__SET EXERCISE__
Transcribe the entries exactly; images are not part of the copy.

__GIVEN DATA__
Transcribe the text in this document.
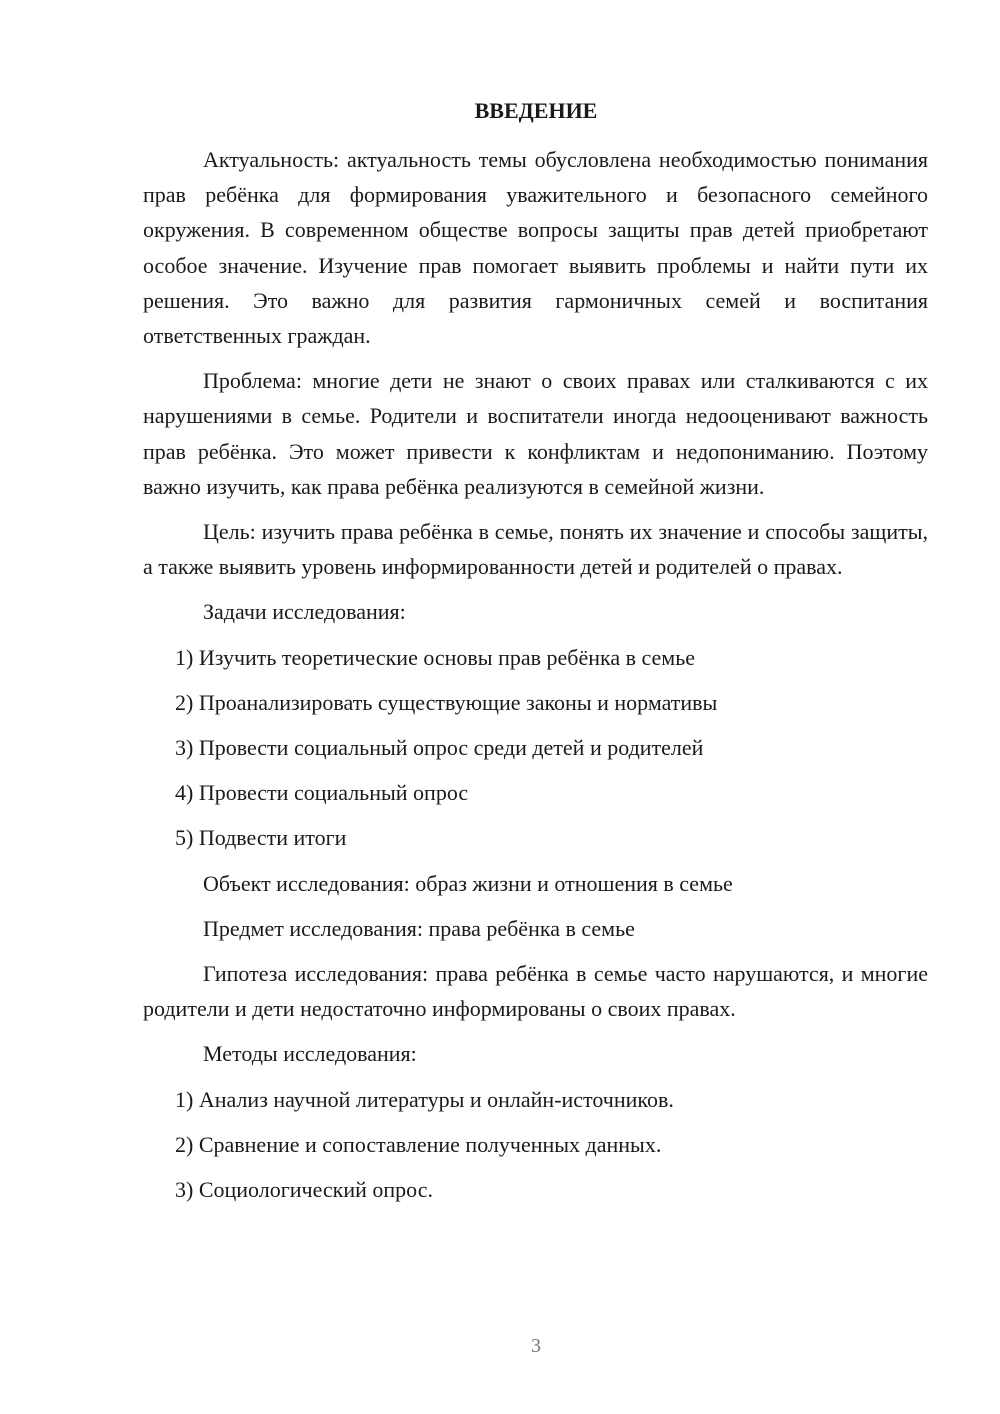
ВВЕДЕНИЕ

Актуальность: актуальность темы обусловлена необходимостью понимания прав ребёнка для формирования уважительного и безопасного семейного окружения. В современном обществе вопросы защиты прав детей приобретают особое значение. Изучение прав помогает выявить проблемы и найти пути их решения. Это важно для развития гармоничных семей и воспитания ответственных граждан.

Проблема: многие дети не знают о своих правах или сталкиваются с их нарушениями в семье. Родители и воспитатели иногда недооценивают важность прав ребёнка. Это может привести к конфликтам и недопониманию. Поэтому важно изучить, как права ребёнка реализуются в семейной жизни.

Цель: изучить права ребёнка в семье, понять их значение и способы защиты, а также выявить уровень информированности детей и родителей о правах.

Задачи исследования:

1) Изучить теоретические основы прав ребёнка в семье

2) Проанализировать существующие законы и нормативы

3) Провести социальный опрос среди детей и родителей

4) Провести социальный опрос

5) Подвести итоги

Объект исследования: образ жизни и отношения в семье

Предмет исследования: права ребёнка в семье

Гипотеза исследования: права ребёнка в семье часто нарушаются, и многие родители и дети недостаточно информированы о своих правах.

Методы исследования:

1) Анализ научной литературы и онлайн-источников.

2) Сравнение и сопоставление полученных данных.

3) Социологический опрос.

3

__CORRECT ANSWER__
Transcribe the text in this document.
ВВЕДЕНИЕ

Актуальность: актуальность темы обусловлена необходимостью понимания прав ребёнка для формирования уважительного и безопасного семейного окружения. В современном обществе вопросы защиты прав детей приобретают особое значение. Изучение прав помогает выявить проблемы и найти пути их решения. Это важно для развития гармоничных семей и воспитания ответственных граждан.

Проблема: многие дети не знают о своих правах или сталкиваются с их нарушениями в семье. Родители и воспитатели иногда недооценивают важность прав ребёнка. Это может привести к конфликтам и недопониманию. Поэтому важно изучить, как права ребёнка реализуются в семейной жизни.

Цель: изучить права ребёнка в семье, понять их значение и способы защиты, а также выявить уровень информированности детей и родителей о правах.

Задачи исследования:

1) Изучить теоретические основы прав ребёнка в семье

2) Проанализировать существующие законы и нормативы

3) Провести социальный опрос среди детей и родителей

4) Провести социальный опрос

5) Подвести итоги

Объект исследования: образ жизни и отношения в семье

Предмет исследования: права ребёнка в семье

Гипотеза исследования: права ребёнка в семье часто нарушаются, и многие родители и дети недостаточно информированы о своих правах.

Методы исследования:

1) Анализ научной литературы и онлайн-источников.

2) Сравнение и сопоставление полученных данных.

3) Социологический опрос.

3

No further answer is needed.